MARCELINO FREIRE: Eu escrevo numa região muito "fronteiriça". Se erro a mão, posso descambar para o discurso panfletário, sei disso. Para o melodrama. Creio, até, que chego a perder o tom em alguns contos. Meus temas são espinhentos. Provocativos, sei lá. Mas prefiro errar do que acertar. Prefiro ter a coragem de escrever enviesado, de correr riscos. Não quero escrever frígido. Não quero a mesmice. Eu quero, no que eu escrevo, fazer o que fizeram os artistas que admiro. Jogaram merda no ventilador. Eu quero dar a minha contribuição ao desconforto. Desconforto que vem daquilo que vejo por aí, no dia-a-dia. Das dores e revoltas que carrego. Eu escrevo para me vingar. E essa vingança não pode ser "politicamente correta". Ave Nossa! Longe disso. Eu escrevo como se sentisse uma coceira. Eu escrevo com a cabeça cheia de piolhos. Eu quero soltar esses piolhos por aí. Quero dividir com o leitor esse inferno. Eta porra!

CHICO LOPES: Que escritores fizeram a sua cabeça? Ou sua escrita teria filiação em outras fontes, e não apenas da chamada pedantemente "literatura culta"?Os cantadores populares do Nordeste. por exemplo, devem apresentar grande interesse para você...

MARCELINO FREIRE: Se eu dissesse que os cantadores populares fizeram, desde sempre, a minha cabeça, seria hipocrisia. Embora eu tenha nascido em Sertânia, nunca fui de ir ver, na feira, embolador embolar. Sempre achei tudo uma chatice. Só no Recife, já adulto, é que comecei a abrir mais as orelhas para os cantadores. Mesmo assim, sem essa paixão cega. O que eu tenho de cantador no que eu escrevo veio mais indiretamente, ouvindo a minha mãe falar, meu pai contar lorotas. Sempre digo, por exemplo, que minha mãe cantando Luiz Gonzaga na cozinha me influenciou tanto quanto Graciliano Ramos, Guimarães Rosa. Outro cabra importante para mim foi o Manuel Bandeira. Foi o primeiro poeta que li. Ele foi a porta de entrada para outros versos, como os de João Cabral de Melo Neto, Carlos Drummond de Andrade. Comecei lendo muita poesia. Não posso deixar de dizer que sempre li e releio o Julio Cortázar. Ah! Outra influência foi o teatro. Comecei escrevendo para teatro muito novo. Por isso meus personagens têm essa carga dramática. Meus contos são esses monólogos prontos. Gosto disso. Eu escrevo em voz alta. Imaginando um ator, uma atriz em cena, "interpretando" os sons que vou inventando.

────────

### [EXERCÍCIO PROPOSTO A]
Reescreva as entradas desde a linha que contém "- reply-time[interactable]: 1h: [376, 518, 395, 537]" até a linha que contém "- view-quotes-link[interactable]: View", trocando "retweet-icon" por "repost-icon" e deixando todo o resto igual.
O texto e as entradas têm origens diferentes.

────────

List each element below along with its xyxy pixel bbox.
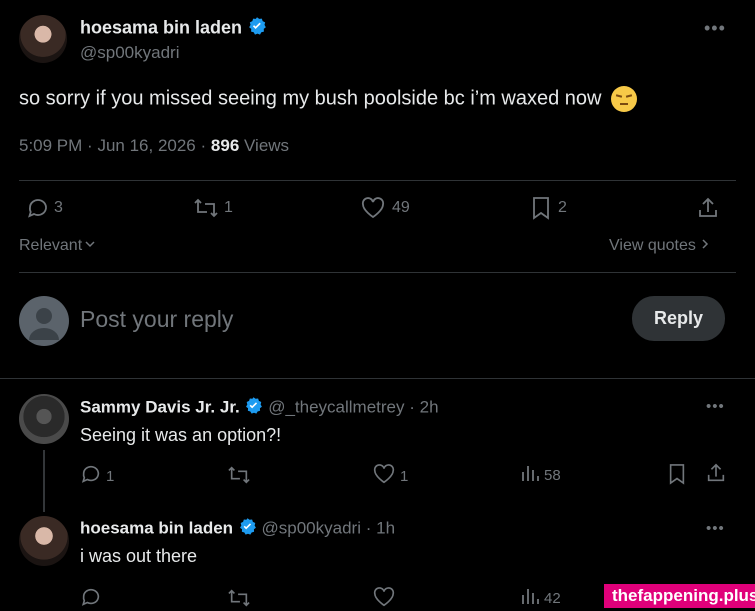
- reply-time[interactable]: 1h: [376, 518, 395, 537]
- like-count: 1: [400, 467, 409, 485]
- reply-icon: [26, 196, 50, 220]
- reply-handle[interactable]: @sp00kyadri: [262, 518, 361, 537]
- more-options-icon[interactable]: •••: [706, 398, 725, 415]
- reply-count: 1: [106, 467, 115, 485]
- more-options-icon[interactable]: •••: [706, 520, 725, 537]
- divider: [19, 272, 736, 273]
- reply-icon: [80, 463, 102, 489]
- meta-separator: ·: [87, 136, 93, 155]
- share-icon[interactable]: [705, 462, 727, 489]
- reply-header: hoesama bin laden @sp00kyadri · 1h: [80, 517, 395, 541]
- current-user-avatar: [19, 296, 69, 346]
- reply-avatar[interactable]: [19, 516, 69, 566]
- pensive-emoji: [611, 86, 638, 112]
- reply-header: Sammy Davis Jr. Jr. @_theycallmetrey · 2…: [80, 396, 439, 420]
- watermark: thefappening.plus: [604, 584, 755, 608]
- author-handle[interactable]: @sp00kyadri: [80, 43, 179, 63]
- heart-icon[interactable]: [372, 586, 396, 611]
- retweet-icon[interactable]: [226, 464, 252, 491]
- divider: [19, 180, 736, 181]
- tweet-text: so sorry if you missed seeing my bush po…: [19, 87, 602, 110]
- analytics-icon: [520, 586, 540, 610]
- chevron-right-icon: [700, 237, 710, 255]
- view-quotes-label: View quotes: [609, 237, 696, 254]
- views-label: Views: [244, 136, 290, 155]
- views-count: 896: [210, 136, 240, 155]
- tweet-date[interactable]: Jun 16, 2026: [97, 136, 195, 155]
- bookmark-count: 2: [558, 199, 567, 216]
- reply-input[interactable]: [80, 300, 600, 338]
- retweet-icon[interactable]: [226, 587, 252, 611]
- view-quotes-link[interactable]: View quotes: [609, 237, 710, 255]
- tweet-meta: 5:09 PM · Jun 16, 2026 · 896 Views: [19, 136, 289, 156]
- views-action[interactable]: 42: [520, 586, 561, 610]
- reply-button[interactable]: Reply: [632, 296, 725, 341]
- like-action[interactable]: 1: [372, 463, 408, 489]
- heart-icon: [360, 196, 386, 220]
- retweet-count: 1: [224, 199, 233, 216]
- reply-time[interactable]: 2h: [420, 397, 439, 416]
- analytics-icon: [520, 463, 540, 487]
- author-name-row[interactable]: hoesama bin laden: [80, 16, 267, 41]
- reply-text: i was out there: [80, 546, 198, 566]
- verified-badge-icon: [238, 517, 257, 541]
- meta-separator: ·: [365, 518, 372, 538]
- reply-action[interactable]: 1: [80, 463, 114, 489]
- reply-icon[interactable]: [80, 586, 102, 611]
- sort-label: Relevant: [19, 237, 83, 254]
- reply-author-name[interactable]: hoesama bin laden: [80, 518, 233, 537]
- reply-author-name[interactable]: Sammy Davis Jr. Jr.: [80, 397, 240, 416]
- author-avatar[interactable]: [19, 15, 67, 63]
- reply-action[interactable]: 3: [26, 196, 63, 220]
- tweet-time[interactable]: 5:09 PM: [19, 136, 82, 155]
- like-count: 49: [392, 199, 410, 216]
- retweet-icon: [192, 196, 220, 220]
- thread-line: [43, 450, 45, 512]
- bookmark-action[interactable]: 2: [530, 196, 567, 220]
- verified-badge-icon: [244, 396, 263, 420]
- retweet-action[interactable]: 1: [192, 196, 233, 220]
- meta-separator: ·: [409, 397, 415, 417]
- reply-avatar[interactable]: [19, 394, 69, 444]
- author-name[interactable]: hoesama bin laden: [80, 17, 242, 37]
- reply-count: 3: [54, 199, 63, 216]
- heart-icon: [372, 463, 396, 489]
- like-action[interactable]: 49: [360, 196, 410, 220]
- sort-dropdown[interactable]: Relevant: [19, 237, 96, 255]
- share-icon[interactable]: [696, 196, 720, 220]
- bookmark-icon: [530, 196, 552, 220]
- tweet-text-row: so sorry if you missed seeing my bush po…: [19, 86, 638, 112]
- chevron-down-icon: [84, 237, 96, 255]
- reply-text: Seeing it was an option?!: [80, 425, 282, 445]
- reply-handle[interactable]: @_theycallmetrey: [268, 397, 404, 416]
- verified-badge-icon: [247, 16, 267, 41]
- views-action[interactable]: 58: [520, 463, 561, 487]
- views-count: 58: [544, 466, 561, 484]
- divider: [0, 378, 755, 379]
- more-options-icon[interactable]: •••: [704, 18, 726, 39]
- bookmark-icon[interactable]: [667, 463, 687, 490]
- views-count: 42: [544, 589, 561, 607]
- meta-separator: ·: [200, 136, 207, 155]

────────

### [EXERCÍCIO PROPOSTO B]
Segundo o texto, qual foi o primeiro poeta que Marcelino Freire leu?

### [RESULTADO FINAL A]
- reply-time[interactable]: 1h: [376, 518, 395, 537]
- like-count: 1: [400, 467, 409, 485]
- reply-icon: [26, 196, 50, 220]
- reply-handle[interactable]: @sp00kyadri: [262, 518, 361, 537]
- more-options-icon[interactable]: •••: [706, 398, 725, 415]
- reply-count: 1: [106, 467, 115, 485]
- more-options-icon[interactable]: •••: [706, 520, 725, 537]
- divider: [19, 272, 736, 273]
- reply-icon: [80, 463, 102, 489]
- meta-separator: ·: [87, 136, 93, 155]
- share-icon[interactable]: [705, 462, 727, 489]
- reply-header: hoesama bin laden @sp00kyadri · 1h: [80, 517, 395, 541]
- current-user-avatar: [19, 296, 69, 346]
- reply-avatar[interactable]: [19, 516, 69, 566]
- pensive-emoji: [611, 86, 638, 112]
- reply-header: Sammy Davis Jr. Jr. @_theycallmetrey · 2…: [80, 396, 439, 420]
- watermark: thefappening.plus: [604, 584, 755, 608]
- author-handle[interactable]: @sp00kyadri: [80, 43, 179, 63]
- heart-icon[interactable]: [372, 586, 396, 611]
- repost-icon[interactable]: [226, 464, 252, 491]
- divider: [19, 180, 736, 181]
- tweet-text: so sorry if you missed seeing my bush po…: [19, 87, 602, 110]
- analytics-icon: [520, 586, 540, 610]
- chevron-right-icon: [700, 237, 710, 255]
- view-quotes-label: View quotes: [609, 237, 696, 254]
- views-label: Views: [244, 136, 290, 155]
- views-count: 896: [210, 136, 240, 155]
- tweet-date[interactable]: Jun 16, 2026: [97, 136, 195, 155]
- bookmark-count: 2: [558, 199, 567, 216]
- reply-input[interactable]: [80, 300, 600, 338]
- repost-icon[interactable]: [226, 587, 252, 611]
- view-quotes-link[interactable]: View quotes: [609, 237, 710, 255]

### [RESULTADO FINAL B]
Manuel Bandeira.